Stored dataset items
- - - - - - -

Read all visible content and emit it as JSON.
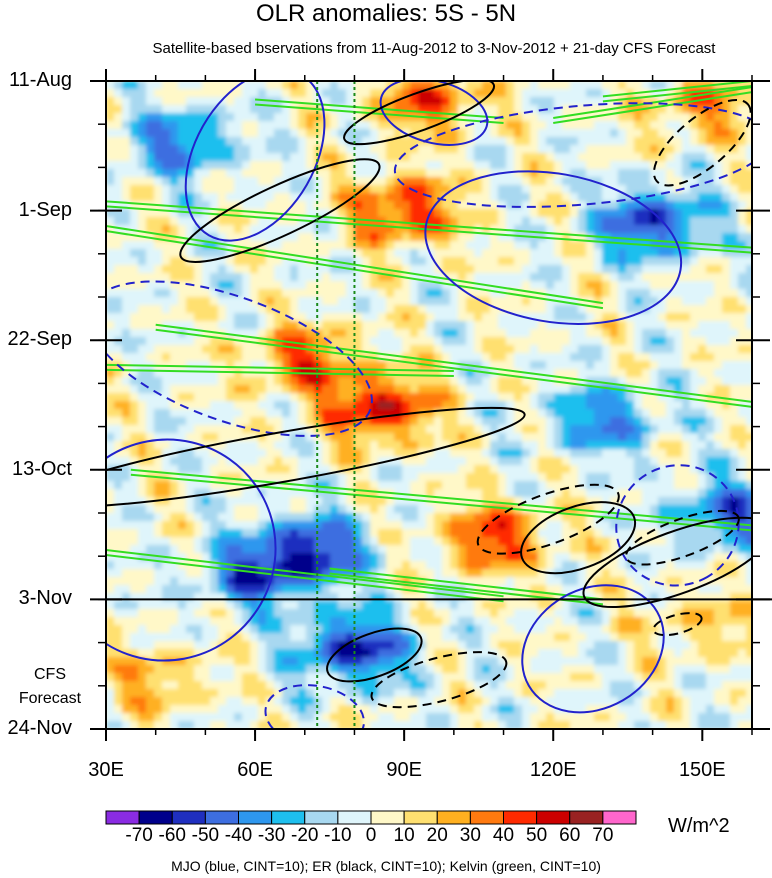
{
  "chart_data": {
    "type": "heatmap",
    "title": "OLR anomalies: 5S - 5N",
    "subtitle": "Satellite-based bservations from 11-Aug-2012 to 3-Nov-2012 + 21-day CFS Forecast",
    "x_axis": {
      "range": [
        30,
        160
      ],
      "ticks": [
        {
          "value": 30,
          "label": "30E"
        },
        {
          "value": 60,
          "label": "60E"
        },
        {
          "value": 90,
          "label": "90E"
        },
        {
          "value": 120,
          "label": "120E"
        },
        {
          "value": 150,
          "label": "150E"
        }
      ],
      "minor_step": 10
    },
    "y_axis": {
      "range_days": [
        0,
        105
      ],
      "start_date": "11-Aug-2012",
      "ticks": [
        {
          "day": 0,
          "label": "11-Aug"
        },
        {
          "day": 21,
          "label": "1-Sep"
        },
        {
          "day": 42,
          "label": "22-Sep"
        },
        {
          "day": 63,
          "label": "13-Oct"
        },
        {
          "day": 84,
          "label": "3-Nov"
        },
        {
          "day": 105,
          "label": "24-Nov"
        }
      ],
      "minor_step_days": 7,
      "observation_end_day": 84
    },
    "forecast_label_line1": "CFS",
    "forecast_label_line2": "Forecast",
    "reference_lines_lon": [
      72.5,
      80
    ],
    "colorbar": {
      "unit_label": "W/m^2",
      "levels": [
        -70,
        -60,
        -50,
        -40,
        -30,
        -20,
        -10,
        0,
        10,
        20,
        30,
        40,
        50,
        60,
        70
      ],
      "tick_labels": [
        "-70",
        "-60",
        "-50",
        "-40",
        "-30",
        "-20",
        "-10",
        "0",
        "10",
        "20",
        "30",
        "40",
        "50",
        "60",
        "70"
      ],
      "colors": [
        "#8a2be2",
        "#00008b",
        "#1f2fbf",
        "#3d6ee0",
        "#2e97ee",
        "#1ebfee",
        "#a8d8f0",
        "#dff5fb",
        "#fff8c8",
        "#ffe070",
        "#ffb020",
        "#ff7a10",
        "#ff2a00",
        "#cc0000",
        "#992222",
        "#ff66cc"
      ]
    },
    "anomaly_features": [
      {
        "sign": "negative",
        "lon": 80,
        "day": 92,
        "amplitude": -60
      },
      {
        "sign": "negative",
        "lon": 72,
        "day": 76,
        "amplitude": -55
      },
      {
        "sign": "negative",
        "lon": 60,
        "day": 80,
        "amplitude": -45
      },
      {
        "sign": "negative",
        "lon": 155,
        "day": 70,
        "amplitude": -45
      },
      {
        "sign": "negative",
        "lon": 140,
        "day": 23,
        "amplitude": -55
      },
      {
        "sign": "negative",
        "lon": 45,
        "day": 10,
        "amplitude": -40
      },
      {
        "sign": "negative",
        "lon": 130,
        "day": 55,
        "amplitude": -40
      },
      {
        "sign": "positive",
        "lon": 85,
        "day": 53,
        "amplitude": 55
      },
      {
        "sign": "positive",
        "lon": 90,
        "day": 21,
        "amplitude": 50
      },
      {
        "sign": "positive",
        "lon": 95,
        "day": 3,
        "amplitude": 40
      },
      {
        "sign": "positive",
        "lon": 70,
        "day": 45,
        "amplitude": 40
      },
      {
        "sign": "positive",
        "lon": 108,
        "day": 74,
        "amplitude": 45
      },
      {
        "sign": "positive",
        "lon": 40,
        "day": 97,
        "amplitude": 25
      },
      {
        "sign": "positive",
        "lon": 150,
        "day": 88,
        "amplitude": 20
      },
      {
        "sign": "positive",
        "lon": 150,
        "day": 4,
        "amplitude": 30
      }
    ],
    "contour_legend": "MJO (blue, CINT=10); ER (black, CINT=10); Kelvin (green, CINT=10)",
    "contours": {
      "mjo_blue": [
        {
          "clon": 42,
          "cday": 76,
          "rlon": 22,
          "rday": 18,
          "tilt": 35,
          "style": "solid"
        },
        {
          "clon": 60,
          "cday": 12,
          "rlon": 12,
          "rday": 15,
          "tilt": 30,
          "style": "solid"
        },
        {
          "clon": 96,
          "cday": 5,
          "rlon": 11,
          "rday": 5,
          "tilt": 15,
          "style": "solid"
        },
        {
          "clon": 120,
          "cday": 27,
          "rlon": 26,
          "rday": 12,
          "tilt": 10,
          "style": "solid"
        },
        {
          "clon": 128,
          "cday": 92,
          "rlon": 12,
          "rday": 12,
          "tilt": 60,
          "style": "solid"
        },
        {
          "clon": 55,
          "cday": 45,
          "rlon": 30,
          "rday": 10,
          "tilt": 20,
          "style": "dashed"
        },
        {
          "clon": 126,
          "cday": 12,
          "rlon": 38,
          "rday": 8,
          "tilt": -5,
          "style": "dashed"
        },
        {
          "clon": 145,
          "cday": 72,
          "rlon": 12,
          "rday": 10,
          "tilt": 60,
          "style": "dashed"
        },
        {
          "clon": 72,
          "cday": 103,
          "rlon": 10,
          "rday": 5,
          "tilt": 10,
          "style": "dashed"
        }
      ],
      "er_black": [
        {
          "clon": 65,
          "cday": 61,
          "rlon": 50,
          "rday": 4,
          "tilt": -10,
          "style": "solid"
        },
        {
          "clon": 65,
          "cday": 21,
          "rlon": 22,
          "rday": 4,
          "tilt": -25,
          "style": "solid"
        },
        {
          "clon": 93,
          "cday": 5,
          "rlon": 16,
          "rday": 3,
          "tilt": -20,
          "style": "solid"
        },
        {
          "clon": 125,
          "cday": 74,
          "rlon": 12,
          "rday": 5,
          "tilt": -20,
          "style": "solid"
        },
        {
          "clon": 145,
          "cday": 78,
          "rlon": 20,
          "rday": 5,
          "tilt": -20,
          "style": "solid"
        },
        {
          "clon": 84,
          "cday": 93,
          "rlon": 10,
          "rday": 3.5,
          "tilt": -20,
          "style": "solid"
        },
        {
          "clon": 97,
          "cday": 97,
          "rlon": 14,
          "rday": 3.5,
          "tilt": -15,
          "style": "dashed"
        },
        {
          "clon": 119,
          "cday": 71,
          "rlon": 15,
          "rday": 4,
          "tilt": -20,
          "style": "dashed"
        },
        {
          "clon": 150,
          "cday": 10,
          "rlon": 12,
          "rday": 4,
          "tilt": -40,
          "style": "dashed"
        },
        {
          "clon": 145,
          "cday": 88,
          "rlon": 5,
          "rday": 1.5,
          "tilt": -15,
          "style": "dashed"
        },
        {
          "clon": 146,
          "cday": 74,
          "rlon": 12,
          "rday": 3,
          "tilt": -20,
          "style": "dashed"
        }
      ],
      "kelvin_green": [
        {
          "x1": 30,
          "d1": 19.5,
          "x2": 160,
          "d2": 27
        },
        {
          "x1": 30,
          "d1": 23.5,
          "x2": 130,
          "d2": 36
        },
        {
          "x1": 40,
          "d1": 39.5,
          "x2": 160,
          "d2": 52
        },
        {
          "x1": 30,
          "d1": 46,
          "x2": 100,
          "d2": 47
        },
        {
          "x1": 35,
          "d1": 63,
          "x2": 160,
          "d2": 72
        },
        {
          "x1": 30,
          "d1": 76,
          "x2": 110,
          "d2": 83.5
        },
        {
          "x1": 75,
          "d1": 79,
          "x2": 130,
          "d2": 84
        },
        {
          "x1": 60,
          "d1": 3,
          "x2": 110,
          "d2": 6
        },
        {
          "x1": 120,
          "d1": 6,
          "x2": 160,
          "d2": 1
        },
        {
          "x1": 130,
          "d1": 2.5,
          "x2": 160,
          "d2": 0
        }
      ]
    }
  }
}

- - - - - - -

> **Given exercise**: Look through the listing and extract every line with "value" in it.

> **Written solution**:
          "value": 30,
          "value": 60,
          "value": 90,
          "value": 120,
          "value": 150,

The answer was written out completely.